- **Prompt**: Select every line holding the word "агропромышленного" and copy it.

=== Records ===

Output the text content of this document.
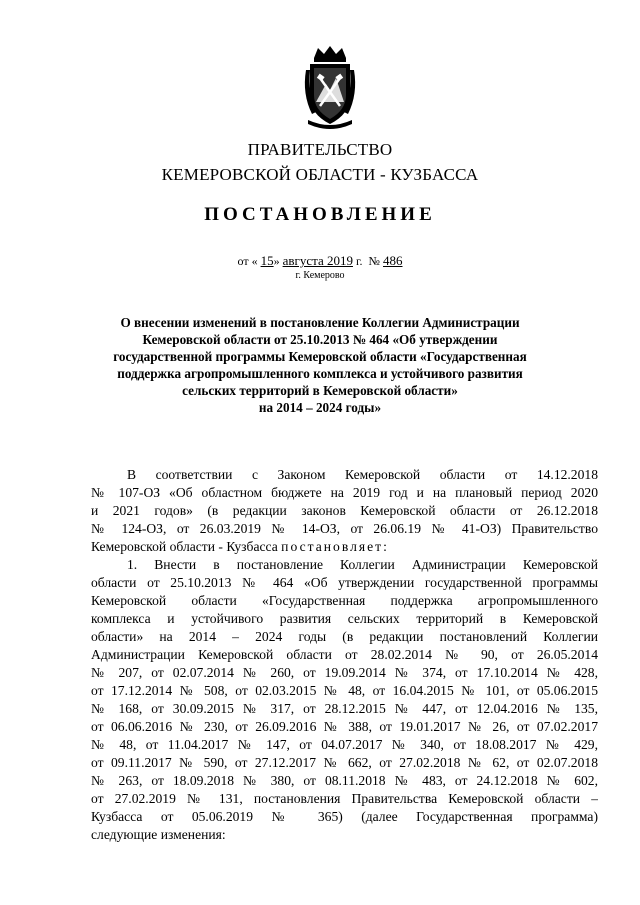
ПРАВИТЕЛЬСТВО
КЕМЕРОВСКОЙ ОБЛАСТИ - КУЗБАССА
ПОСТАНОВЛЕНИЕ
от « 15» августа 2019 г. № 486
г. Кемерово
О внесении изменений в постановление Коллегии Администрации
Кемеровской области от 25.10.2013 № 464 «Об утверждении
государственной программы Кемеровской области «Государственная
поддержка агропромышленного комплекса и устойчивого развития
сельских территорий в Кемеровской области»
на 2014 – 2024 годы»
В соответствии с Законом Кемеровской области от 14.12.2018
№ 107-ОЗ «Об областном бюджете на 2019 год и на плановый период 2020
и 2021 годов» (в редакции законов Кемеровской области от 26.12.2018
№ 124-ОЗ, от 26.03.2019 № 14-ОЗ, от 26.06.19 № 41-ОЗ) Правительство
Кемеровской области - Кузбасса постановляет:
1. Внести в постановление Коллегии Администрации Кемеровской
области от 25.10.2013 № 464 «Об утверждении государственной программы
Кемеровской области «Государственная поддержка агропромышленного
комплекса и устойчивого развития сельских территорий в Кемеровской
области» на 2014 – 2024 годы (в редакции постановлений Коллегии
Администрации Кемеровской области от 28.02.2014 № 90, от 26.05.2014
№ 207, от 02.07.2014 № 260, от 19.09.2014 № 374, от 17.10.2014 № 428,
от 17.12.2014 № 508, от 02.03.2015 № 48, от 16.04.2015 № 101, от 05.06.2015
№ 168, от 30.09.2015 № 317, от 28.12.2015 № 447, от 12.04.2016 № 135,
от 06.06.2016 № 230, от 26.09.2016 № 388, от 19.01.2017 № 26, от 07.02.2017
№ 48, от 11.04.2017 № 147, от 04.07.2017 № 340, от 18.08.2017 № 429,
от 09.11.2017 № 590, от 27.12.2017 № 662, от 27.02.2018 № 62, от 02.07.2018
№ 263, от 18.09.2018 № 380, от 08.11.2018 № 483, от 24.12.2018 № 602,
от 27.02.2019 № 131, постановления Правительства Кемеровской области –
Кузбасса от 05.06.2019 № 365) (далее Государственная программа)
следующие изменения:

===

- **Answer for this exercise**:
поддержка агропромышленного комплекса и устойчивого развития
Кемеровской области «Государственная поддержка агропромышленного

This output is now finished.